Data records ▸

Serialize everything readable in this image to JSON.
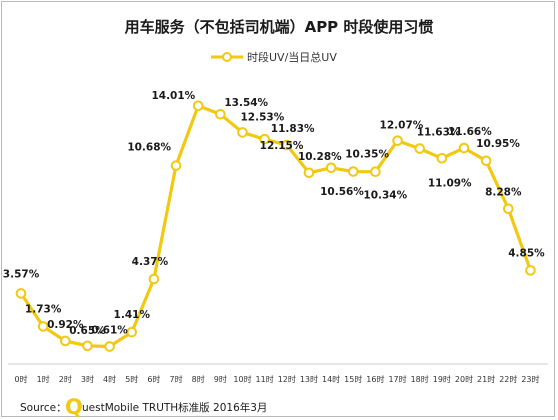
{
  "chart_data": {
    "type": "line",
    "title": "用车服务（不包括司机端）APP 时段使用习惯",
    "legend": [
      "时段UV/当日总UV"
    ],
    "legend_position": "top",
    "categories": [
      "0时",
      "1时",
      "2时",
      "3时",
      "4时",
      "5时",
      "6时",
      "7时",
      "8时",
      "9时",
      "10时",
      "11时",
      "12时",
      "13时",
      "14时",
      "15时",
      "16时",
      "17时",
      "18时",
      "19时",
      "20时",
      "21时",
      "22时",
      "23时"
    ],
    "series": [
      {
        "name": "时段UV/当日总UV",
        "values": [
          3.57,
          1.73,
          0.92,
          0.65,
          0.61,
          1.41,
          4.37,
          10.68,
          14.01,
          13.54,
          12.53,
          12.15,
          11.83,
          10.28,
          10.56,
          10.35,
          10.34,
          12.07,
          11.63,
          11.09,
          11.66,
          10.95,
          8.28,
          4.85
        ],
        "labels": [
          "3.57%",
          "1.73%",
          "0.92%",
          "0.65%",
          "0.61%",
          "1.41%",
          "4.37%",
          "10.68%",
          "14.01%",
          "13.54%",
          "12.53%",
          "12.15%",
          "11.83%",
          "10.28%",
          "10.56%",
          "10.35%",
          "10.34%",
          "12.07%",
          "11.63%",
          "11.09%",
          "11.66%",
          "10.95%",
          "8.28%",
          "4.85%"
        ]
      }
    ],
    "ylim": [
      0,
      14.5
    ],
    "grid": false,
    "line_color": "#f2c811",
    "source": {
      "prefix": "Source：",
      "q": "Q",
      "rest": "uestMobile TRUTH标准版 2016年3月"
    }
  }
}
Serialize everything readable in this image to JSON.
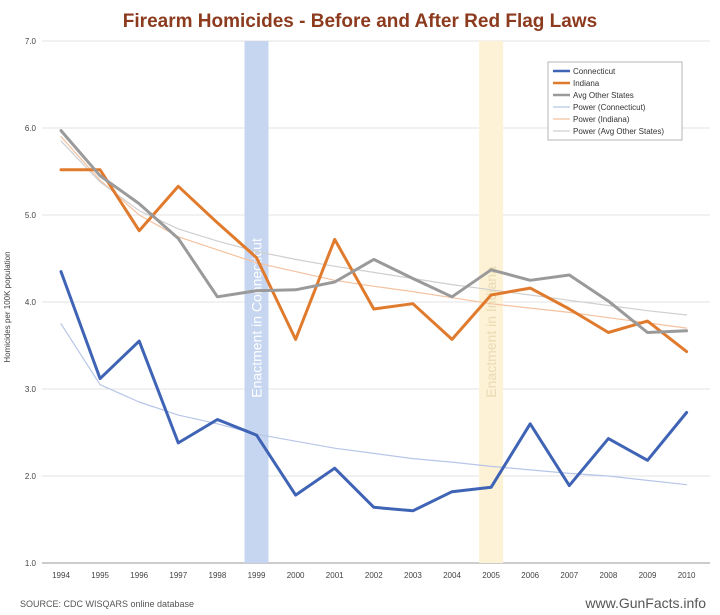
{
  "chart_data": {
    "type": "line",
    "title": "Firearm Homicides - Before and After Red Flag Laws",
    "ylabel": "Homicides per 100K population",
    "xlabel": "",
    "ylim": [
      1.0,
      7.0
    ],
    "yticks": [
      "1.0",
      "2.0",
      "3.0",
      "4.0",
      "5.0",
      "6.0",
      "7.0"
    ],
    "categories": [
      "1994",
      "1995",
      "1996",
      "1997",
      "1998",
      "1999",
      "2000",
      "2001",
      "2002",
      "2003",
      "2004",
      "2005",
      "2006",
      "2007",
      "2008",
      "2009",
      "2010"
    ],
    "series": [
      {
        "name": "Connecticut",
        "color": "#3f63b5",
        "width": 3,
        "values": [
          4.35,
          3.12,
          3.55,
          2.38,
          2.65,
          2.47,
          1.78,
          2.09,
          1.64,
          1.6,
          1.82,
          1.87,
          2.6,
          1.89,
          2.43,
          2.18,
          2.73
        ]
      },
      {
        "name": "Indiana",
        "color": "#e07b2e",
        "width": 3,
        "values": [
          5.52,
          5.52,
          4.82,
          5.33,
          4.91,
          4.51,
          3.57,
          4.72,
          3.92,
          3.98,
          3.57,
          4.08,
          4.16,
          3.92,
          3.65,
          3.78,
          3.43
        ]
      },
      {
        "name": "Avg Other States",
        "color": "#9a9a9a",
        "width": 3,
        "values": [
          5.97,
          5.45,
          5.13,
          4.73,
          4.06,
          4.13,
          4.14,
          4.23,
          4.49,
          4.27,
          4.06,
          4.37,
          4.25,
          4.31,
          4.01,
          3.65,
          3.67
        ]
      },
      {
        "name": "Power (Connecticut)",
        "color": "#b7c6e8",
        "width": 1.2,
        "trend_of": 0,
        "values": [
          3.75,
          3.05,
          2.85,
          2.7,
          2.6,
          2.48,
          2.4,
          2.32,
          2.26,
          2.2,
          2.16,
          2.11,
          2.07,
          2.03,
          2.0,
          1.95,
          1.9
        ]
      },
      {
        "name": "Power (Indiana)",
        "color": "#f4c2a1",
        "width": 1.2,
        "trend_of": 1,
        "values": [
          5.9,
          5.4,
          5.0,
          4.75,
          4.6,
          4.45,
          4.35,
          4.25,
          4.18,
          4.12,
          4.05,
          3.98,
          3.93,
          3.88,
          3.82,
          3.76,
          3.7
        ]
      },
      {
        "name": "Power (Avg Other States)",
        "color": "#cfcfcf",
        "width": 1.2,
        "trend_of": 2,
        "values": [
          5.85,
          5.38,
          5.05,
          4.84,
          4.7,
          4.58,
          4.49,
          4.41,
          4.34,
          4.27,
          4.2,
          4.14,
          4.08,
          4.02,
          3.96,
          3.9,
          3.85
        ]
      }
    ],
    "highlight_bands": [
      {
        "year": "1999",
        "label": "Enactment in Connecticut",
        "color": "#c7d6f0",
        "text_color": "#ffffff"
      },
      {
        "year": "2005",
        "label": "Enactment in Indiana",
        "color": "#fdf1d6",
        "text_color": "#e9dbb3"
      }
    ],
    "legend_position": "top-right",
    "grid": true
  },
  "footer": {
    "source": "SOURCE: CDC WISQARS online database",
    "watermark": "www.GunFacts.info"
  },
  "colors": {
    "title": "#8c3b1e",
    "grid": "#e3e3e3",
    "axis": "#999999"
  }
}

Exercise directions ▸ Set each line of the records down exactly, leaving every picture out.

Written response ▸
Serialize everything readable in this image to JSON.
{
  "chart_data": {
    "type": "line",
    "title": "用车服务（不包括司机端）APP 时段使用习惯",
    "legend": [
      "时段UV/当日总UV"
    ],
    "legend_position": "top",
    "categories": [
      "0时",
      "1时",
      "2时",
      "3时",
      "4时",
      "5时",
      "6时",
      "7时",
      "8时",
      "9时",
      "10时",
      "11时",
      "12时",
      "13时",
      "14时",
      "15时",
      "16时",
      "17时",
      "18时",
      "19时",
      "20时",
      "21时",
      "22时",
      "23时"
    ],
    "series": [
      {
        "name": "时段UV/当日总UV",
        "values": [
          3.57,
          1.73,
          0.92,
          0.65,
          0.61,
          1.41,
          4.37,
          10.68,
          14.01,
          13.54,
          12.53,
          12.15,
          11.83,
          10.28,
          10.56,
          10.35,
          10.34,
          12.07,
          11.63,
          11.09,
          11.66,
          10.95,
          8.28,
          4.85
        ],
        "labels": [
          "3.57%",
          "1.73%",
          "0.92%",
          "0.65%",
          "0.61%",
          "1.41%",
          "4.37%",
          "10.68%",
          "14.01%",
          "13.54%",
          "12.53%",
          "12.15%",
          "11.83%",
          "10.28%",
          "10.56%",
          "10.35%",
          "10.34%",
          "12.07%",
          "11.63%",
          "11.09%",
          "11.66%",
          "10.95%",
          "8.28%",
          "4.85%"
        ]
      }
    ],
    "ylim": [
      0,
      14.5
    ],
    "grid": false,
    "line_color": "#f2c811",
    "source": {
      "prefix": "Source：",
      "q": "Q",
      "rest": "uestMobile TRUTH标准版 2016年3月"
    }
  }
}
Serialize everything readable in this image to JSON.
{
  "chart_data": {
    "type": "line",
    "title": "Firearm Homicides - Before and After Red Flag Laws",
    "ylabel": "Homicides per 100K population",
    "xlabel": "",
    "ylim": [
      1.0,
      7.0
    ],
    "yticks": [
      "1.0",
      "2.0",
      "3.0",
      "4.0",
      "5.0",
      "6.0",
      "7.0"
    ],
    "categories": [
      "1994",
      "1995",
      "1996",
      "1997",
      "1998",
      "1999",
      "2000",
      "2001",
      "2002",
      "2003",
      "2004",
      "2005",
      "2006",
      "2007",
      "2008",
      "2009",
      "2010"
    ],
    "series": [
      {
        "name": "Connecticut",
        "color": "#3f63b5",
        "width": 3,
        "values": [
          4.35,
          3.12,
          3.55,
          2.38,
          2.65,
          2.47,
          1.78,
          2.09,
          1.64,
          1.6,
          1.82,
          1.87,
          2.6,
          1.89,
          2.43,
          2.18,
          2.73
        ]
      },
      {
        "name": "Indiana",
        "color": "#e07b2e",
        "width": 3,
        "values": [
          5.52,
          5.52,
          4.82,
          5.33,
          4.91,
          4.51,
          3.57,
          4.72,
          3.92,
          3.98,
          3.57,
          4.08,
          4.16,
          3.92,
          3.65,
          3.78,
          3.43
        ]
      },
      {
        "name": "Avg Other States",
        "color": "#9a9a9a",
        "width": 3,
        "values": [
          5.97,
          5.45,
          5.13,
          4.73,
          4.06,
          4.13,
          4.14,
          4.23,
          4.49,
          4.27,
          4.06,
          4.37,
          4.25,
          4.31,
          4.01,
          3.65,
          3.67
        ]
      },
      {
        "name": "Power (Connecticut)",
        "color": "#b7c6e8",
        "width": 1.2,
        "trend_of": 0,
        "values": [
          3.75,
          3.05,
          2.85,
          2.7,
          2.6,
          2.48,
          2.4,
          2.32,
          2.26,
          2.2,
          2.16,
          2.11,
          2.07,
          2.03,
          2.0,
          1.95,
          1.9
        ]
      },
      {
        "name": "Power (Indiana)",
        "color": "#f4c2a1",
        "width": 1.2,
        "trend_of": 1,
        "values": [
          5.9,
          5.4,
          5.0,
          4.75,
          4.6,
          4.45,
          4.35,
          4.25,
          4.18,
          4.12,
          4.05,
          3.98,
          3.93,
          3.88,
          3.82,
          3.76,
          3.7
        ]
      },
      {
        "name": "Power (Avg Other States)",
        "color": "#cfcfcf",
        "width": 1.2,
        "trend_of": 2,
        "values": [
          5.85,
          5.38,
          5.05,
          4.84,
          4.7,
          4.58,
          4.49,
          4.41,
          4.34,
          4.27,
          4.2,
          4.14,
          4.08,
          4.02,
          3.96,
          3.9,
          3.85
        ]
      }
    ],
    "highlight_bands": [
      {
        "year": "1999",
        "label": "Enactment in Connecticut",
        "color": "#c7d6f0",
        "text_color": "#ffffff"
      },
      {
        "year": "2005",
        "label": "Enactment in Indiana",
        "color": "#fdf1d6",
        "text_color": "#e9dbb3"
      }
    ],
    "legend_position": "top-right",
    "grid": true
  },
  "footer": {
    "source": "SOURCE: CDC WISQARS online database",
    "watermark": "www.GunFacts.info"
  },
  "colors": {
    "title": "#8c3b1e",
    "grid": "#e3e3e3",
    "axis": "#999999"
  }
}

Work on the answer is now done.